* [EXERCISE DETAILS]:
Tally the lines of the listing that contain the string "this". Give the number and nothing else.

Excerpt from a dataset:
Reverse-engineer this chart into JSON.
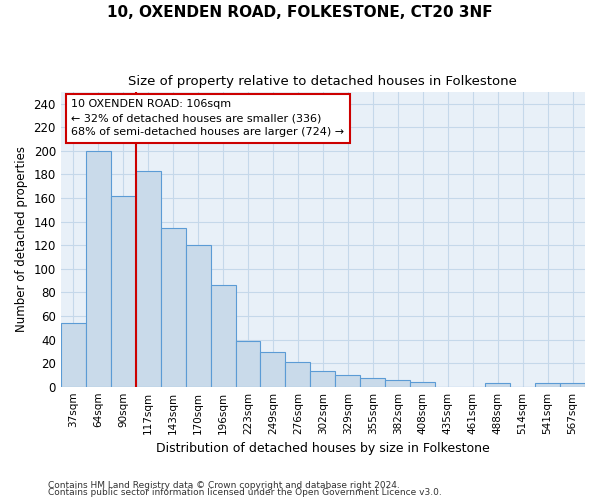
{
  "title": "10, OXENDEN ROAD, FOLKESTONE, CT20 3NF",
  "subtitle": "Size of property relative to detached houses in Folkestone",
  "xlabel": "Distribution of detached houses by size in Folkestone",
  "ylabel": "Number of detached properties",
  "categories": [
    "37sqm",
    "64sqm",
    "90sqm",
    "117sqm",
    "143sqm",
    "170sqm",
    "196sqm",
    "223sqm",
    "249sqm",
    "276sqm",
    "302sqm",
    "329sqm",
    "355sqm",
    "382sqm",
    "408sqm",
    "435sqm",
    "461sqm",
    "488sqm",
    "514sqm",
    "541sqm",
    "567sqm"
  ],
  "values": [
    54,
    200,
    162,
    183,
    135,
    120,
    86,
    39,
    29,
    21,
    13,
    10,
    7,
    6,
    4,
    0,
    0,
    3,
    0,
    3,
    3
  ],
  "bar_color": "#c9daea",
  "bar_edge_color": "#5b9bd5",
  "reference_line_x": 2.5,
  "reference_line_color": "#cc0000",
  "annotation_line1": "10 OXENDEN ROAD: 106sqm",
  "annotation_line2": "← 32% of detached houses are smaller (336)",
  "annotation_line3": "68% of semi-detached houses are larger (724) →",
  "annotation_box_edgecolor": "#cc0000",
  "ylim": [
    0,
    250
  ],
  "yticks": [
    0,
    20,
    40,
    60,
    80,
    100,
    120,
    140,
    160,
    180,
    200,
    220,
    240
  ],
  "grid_color": "#c5d8ea",
  "background_color": "#e8f0f8",
  "footnote1": "Contains HM Land Registry data © Crown copyright and database right 2024.",
  "footnote2": "Contains public sector information licensed under the Open Government Licence v3.0."
}
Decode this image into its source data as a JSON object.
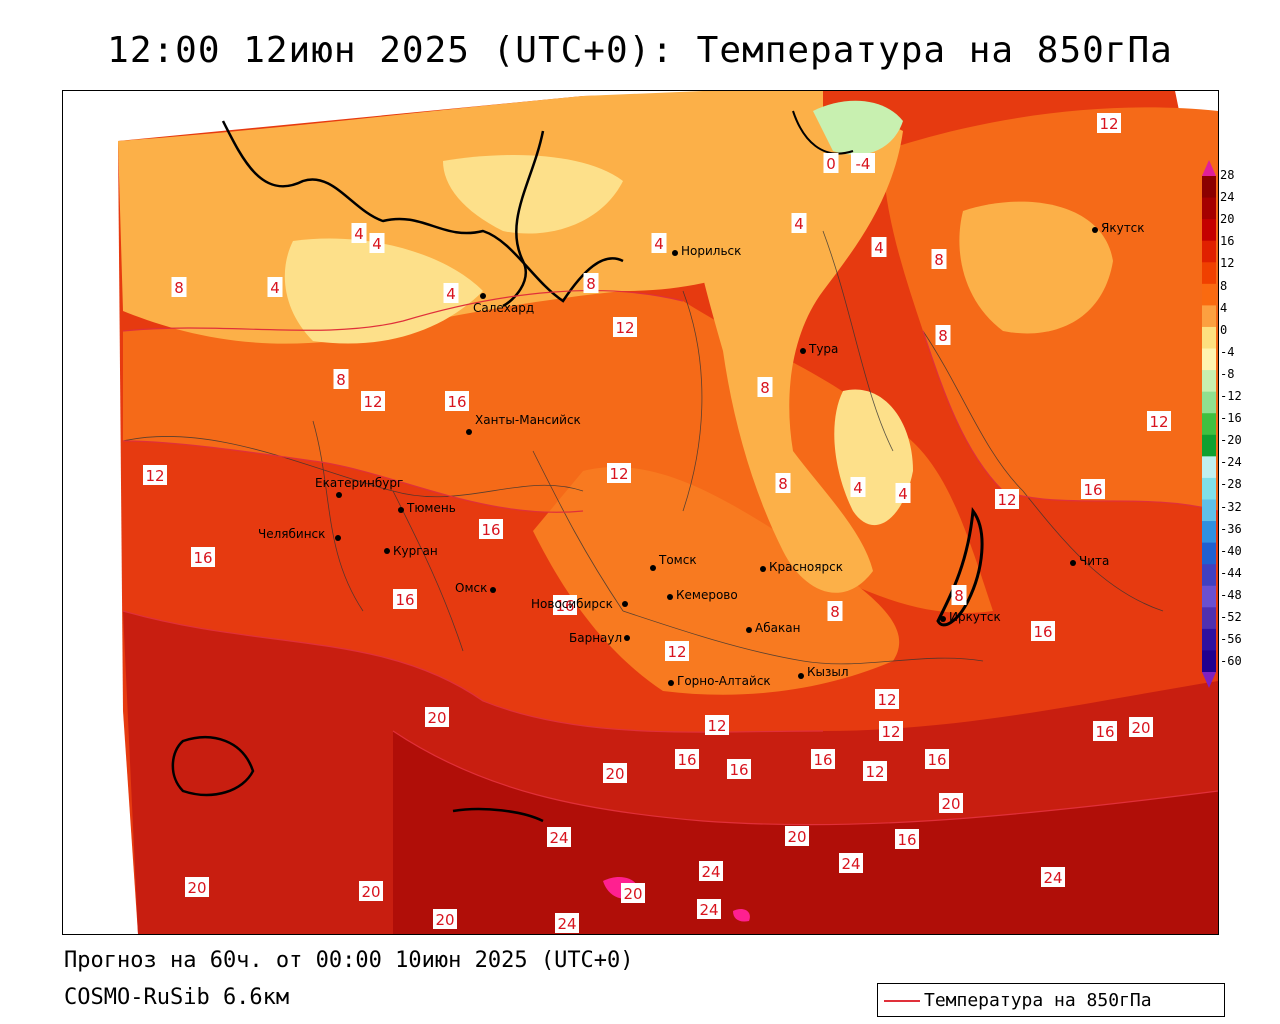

* [THE ANSWER]:
2